§ Exercise aim
Filter these entries, keeping only lines that hold the word "номера".

[Entries from a dataset]
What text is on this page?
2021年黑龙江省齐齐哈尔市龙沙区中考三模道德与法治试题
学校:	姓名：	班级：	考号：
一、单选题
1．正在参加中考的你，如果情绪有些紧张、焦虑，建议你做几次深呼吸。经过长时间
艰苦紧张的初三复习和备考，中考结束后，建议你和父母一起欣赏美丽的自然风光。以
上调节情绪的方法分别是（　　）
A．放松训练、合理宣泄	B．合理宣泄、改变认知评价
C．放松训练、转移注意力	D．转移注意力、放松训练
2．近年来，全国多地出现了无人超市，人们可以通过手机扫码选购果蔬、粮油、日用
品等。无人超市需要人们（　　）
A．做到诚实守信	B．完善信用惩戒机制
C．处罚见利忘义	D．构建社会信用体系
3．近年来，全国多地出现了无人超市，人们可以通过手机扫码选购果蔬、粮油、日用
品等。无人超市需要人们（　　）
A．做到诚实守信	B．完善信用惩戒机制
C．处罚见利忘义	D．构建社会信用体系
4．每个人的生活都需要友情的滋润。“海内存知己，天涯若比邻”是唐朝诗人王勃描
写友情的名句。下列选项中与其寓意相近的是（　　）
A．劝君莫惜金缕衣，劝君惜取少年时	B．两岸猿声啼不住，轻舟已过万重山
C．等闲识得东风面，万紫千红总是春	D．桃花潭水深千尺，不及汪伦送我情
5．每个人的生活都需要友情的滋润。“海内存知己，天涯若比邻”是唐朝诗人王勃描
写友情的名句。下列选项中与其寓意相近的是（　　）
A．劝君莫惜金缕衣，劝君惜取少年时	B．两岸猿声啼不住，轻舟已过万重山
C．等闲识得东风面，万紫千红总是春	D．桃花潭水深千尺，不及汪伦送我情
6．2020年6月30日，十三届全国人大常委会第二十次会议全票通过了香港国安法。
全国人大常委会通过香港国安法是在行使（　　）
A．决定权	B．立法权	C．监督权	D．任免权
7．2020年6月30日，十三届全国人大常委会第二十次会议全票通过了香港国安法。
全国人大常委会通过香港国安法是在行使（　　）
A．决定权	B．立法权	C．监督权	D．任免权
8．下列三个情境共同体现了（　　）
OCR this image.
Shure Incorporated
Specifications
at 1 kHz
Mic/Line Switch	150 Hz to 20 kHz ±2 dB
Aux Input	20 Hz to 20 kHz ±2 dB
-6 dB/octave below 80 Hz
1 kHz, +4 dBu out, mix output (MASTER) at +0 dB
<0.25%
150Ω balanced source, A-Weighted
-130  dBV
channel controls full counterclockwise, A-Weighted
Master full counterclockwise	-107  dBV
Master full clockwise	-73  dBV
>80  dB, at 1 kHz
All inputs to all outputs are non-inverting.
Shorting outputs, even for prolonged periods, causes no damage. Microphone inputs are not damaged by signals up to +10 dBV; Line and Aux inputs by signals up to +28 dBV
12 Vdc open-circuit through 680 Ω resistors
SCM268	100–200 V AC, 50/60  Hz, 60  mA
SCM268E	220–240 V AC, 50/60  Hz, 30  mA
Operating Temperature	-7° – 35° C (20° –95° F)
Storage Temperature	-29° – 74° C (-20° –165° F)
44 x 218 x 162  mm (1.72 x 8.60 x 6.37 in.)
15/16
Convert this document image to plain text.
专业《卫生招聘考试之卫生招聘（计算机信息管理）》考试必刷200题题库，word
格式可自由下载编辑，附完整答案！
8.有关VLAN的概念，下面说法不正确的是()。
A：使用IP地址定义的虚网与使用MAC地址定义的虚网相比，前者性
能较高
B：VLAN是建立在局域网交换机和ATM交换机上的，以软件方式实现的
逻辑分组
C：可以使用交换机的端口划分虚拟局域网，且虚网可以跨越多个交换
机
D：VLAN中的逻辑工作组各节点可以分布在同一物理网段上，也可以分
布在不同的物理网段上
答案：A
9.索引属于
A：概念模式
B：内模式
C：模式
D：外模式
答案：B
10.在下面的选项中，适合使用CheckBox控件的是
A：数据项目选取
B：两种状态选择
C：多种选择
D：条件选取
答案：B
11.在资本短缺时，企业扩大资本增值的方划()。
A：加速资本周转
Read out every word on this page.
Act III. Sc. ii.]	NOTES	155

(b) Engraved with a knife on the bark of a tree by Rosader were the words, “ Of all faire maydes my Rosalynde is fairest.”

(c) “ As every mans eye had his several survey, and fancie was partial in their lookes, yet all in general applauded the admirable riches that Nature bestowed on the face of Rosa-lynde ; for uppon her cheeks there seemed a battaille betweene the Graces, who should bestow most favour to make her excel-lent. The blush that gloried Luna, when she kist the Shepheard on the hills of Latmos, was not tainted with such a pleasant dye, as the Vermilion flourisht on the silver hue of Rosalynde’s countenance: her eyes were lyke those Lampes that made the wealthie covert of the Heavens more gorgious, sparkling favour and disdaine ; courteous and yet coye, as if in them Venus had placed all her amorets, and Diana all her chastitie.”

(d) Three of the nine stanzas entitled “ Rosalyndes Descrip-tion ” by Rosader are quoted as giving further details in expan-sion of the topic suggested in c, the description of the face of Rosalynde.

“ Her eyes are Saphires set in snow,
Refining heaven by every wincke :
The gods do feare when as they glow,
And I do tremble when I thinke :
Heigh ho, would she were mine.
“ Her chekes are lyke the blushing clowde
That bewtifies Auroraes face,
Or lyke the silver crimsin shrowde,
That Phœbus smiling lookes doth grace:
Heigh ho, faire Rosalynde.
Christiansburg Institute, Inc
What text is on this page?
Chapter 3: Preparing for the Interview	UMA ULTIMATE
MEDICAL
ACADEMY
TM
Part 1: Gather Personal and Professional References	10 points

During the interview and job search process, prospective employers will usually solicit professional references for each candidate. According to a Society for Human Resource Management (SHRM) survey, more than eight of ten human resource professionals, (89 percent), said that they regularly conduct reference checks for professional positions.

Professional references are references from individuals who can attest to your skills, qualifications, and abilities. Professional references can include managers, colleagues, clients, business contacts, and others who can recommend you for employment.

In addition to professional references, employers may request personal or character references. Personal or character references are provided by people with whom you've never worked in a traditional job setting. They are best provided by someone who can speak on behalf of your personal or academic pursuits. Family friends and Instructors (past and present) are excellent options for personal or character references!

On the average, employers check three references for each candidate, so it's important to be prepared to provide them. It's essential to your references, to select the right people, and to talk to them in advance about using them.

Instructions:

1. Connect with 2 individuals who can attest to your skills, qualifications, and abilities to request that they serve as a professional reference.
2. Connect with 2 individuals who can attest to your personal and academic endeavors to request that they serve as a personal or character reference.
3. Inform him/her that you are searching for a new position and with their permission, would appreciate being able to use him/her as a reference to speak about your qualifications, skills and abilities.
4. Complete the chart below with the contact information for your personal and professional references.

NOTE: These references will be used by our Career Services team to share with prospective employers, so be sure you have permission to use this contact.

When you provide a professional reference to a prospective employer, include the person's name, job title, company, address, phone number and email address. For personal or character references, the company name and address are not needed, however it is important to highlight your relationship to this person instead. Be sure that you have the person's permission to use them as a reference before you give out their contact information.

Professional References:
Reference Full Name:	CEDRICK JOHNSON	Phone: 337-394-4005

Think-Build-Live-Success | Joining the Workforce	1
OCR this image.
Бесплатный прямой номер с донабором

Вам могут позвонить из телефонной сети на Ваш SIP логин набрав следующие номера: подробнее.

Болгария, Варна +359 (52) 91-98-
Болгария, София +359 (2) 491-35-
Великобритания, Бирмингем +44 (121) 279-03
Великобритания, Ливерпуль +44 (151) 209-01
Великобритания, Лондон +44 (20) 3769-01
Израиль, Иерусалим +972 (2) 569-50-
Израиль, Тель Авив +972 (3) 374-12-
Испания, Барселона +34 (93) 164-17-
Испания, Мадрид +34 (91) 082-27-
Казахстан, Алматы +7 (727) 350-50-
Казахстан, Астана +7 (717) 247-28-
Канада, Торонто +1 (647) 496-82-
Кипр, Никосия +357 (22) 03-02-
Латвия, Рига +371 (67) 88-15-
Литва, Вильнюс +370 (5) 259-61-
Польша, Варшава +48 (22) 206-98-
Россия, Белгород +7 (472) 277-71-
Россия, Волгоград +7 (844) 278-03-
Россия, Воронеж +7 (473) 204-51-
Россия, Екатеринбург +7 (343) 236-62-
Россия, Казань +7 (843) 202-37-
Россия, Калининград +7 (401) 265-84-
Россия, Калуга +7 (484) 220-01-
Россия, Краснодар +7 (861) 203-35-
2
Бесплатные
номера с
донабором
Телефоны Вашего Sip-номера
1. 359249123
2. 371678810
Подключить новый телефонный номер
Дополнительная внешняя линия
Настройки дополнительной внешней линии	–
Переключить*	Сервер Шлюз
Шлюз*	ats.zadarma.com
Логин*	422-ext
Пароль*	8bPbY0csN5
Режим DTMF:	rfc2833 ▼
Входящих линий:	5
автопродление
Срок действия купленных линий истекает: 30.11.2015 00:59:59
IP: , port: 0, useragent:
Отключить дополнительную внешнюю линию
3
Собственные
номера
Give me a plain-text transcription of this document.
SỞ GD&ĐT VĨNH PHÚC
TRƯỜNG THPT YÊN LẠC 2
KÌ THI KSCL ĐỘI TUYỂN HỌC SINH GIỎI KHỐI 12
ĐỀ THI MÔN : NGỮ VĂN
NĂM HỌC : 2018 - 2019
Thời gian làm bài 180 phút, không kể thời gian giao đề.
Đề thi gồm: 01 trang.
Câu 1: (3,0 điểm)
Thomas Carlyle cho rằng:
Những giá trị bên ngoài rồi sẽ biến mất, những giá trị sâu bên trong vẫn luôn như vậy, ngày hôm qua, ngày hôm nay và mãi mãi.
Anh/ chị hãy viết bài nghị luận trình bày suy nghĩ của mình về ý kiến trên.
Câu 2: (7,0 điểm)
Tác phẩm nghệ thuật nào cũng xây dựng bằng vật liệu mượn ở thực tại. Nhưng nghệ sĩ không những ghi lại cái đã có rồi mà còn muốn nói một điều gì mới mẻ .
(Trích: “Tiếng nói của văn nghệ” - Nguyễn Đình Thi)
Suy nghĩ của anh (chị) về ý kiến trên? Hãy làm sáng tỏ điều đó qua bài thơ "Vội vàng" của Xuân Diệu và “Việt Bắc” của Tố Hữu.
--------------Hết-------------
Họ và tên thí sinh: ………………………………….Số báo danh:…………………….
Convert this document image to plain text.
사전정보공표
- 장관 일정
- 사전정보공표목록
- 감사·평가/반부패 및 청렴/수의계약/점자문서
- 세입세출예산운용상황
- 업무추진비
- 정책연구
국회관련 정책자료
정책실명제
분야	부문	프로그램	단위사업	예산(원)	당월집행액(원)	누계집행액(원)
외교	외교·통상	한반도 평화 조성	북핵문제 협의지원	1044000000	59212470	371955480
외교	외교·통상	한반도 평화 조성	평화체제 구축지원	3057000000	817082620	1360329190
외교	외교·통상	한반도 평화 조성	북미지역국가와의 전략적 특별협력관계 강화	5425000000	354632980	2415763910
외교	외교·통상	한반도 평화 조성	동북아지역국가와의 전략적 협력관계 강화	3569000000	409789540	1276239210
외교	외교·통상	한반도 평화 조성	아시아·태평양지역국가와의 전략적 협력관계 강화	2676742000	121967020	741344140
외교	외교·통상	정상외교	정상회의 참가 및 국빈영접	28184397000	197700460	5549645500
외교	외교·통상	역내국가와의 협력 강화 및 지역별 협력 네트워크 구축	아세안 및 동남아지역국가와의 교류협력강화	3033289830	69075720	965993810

§ Correct result
Вам могут позвонить из телефонной сети на Ваш SIP логин набрав следующие номера: подробнее.
номера с
Телефоны Вашего Sip-номера
номера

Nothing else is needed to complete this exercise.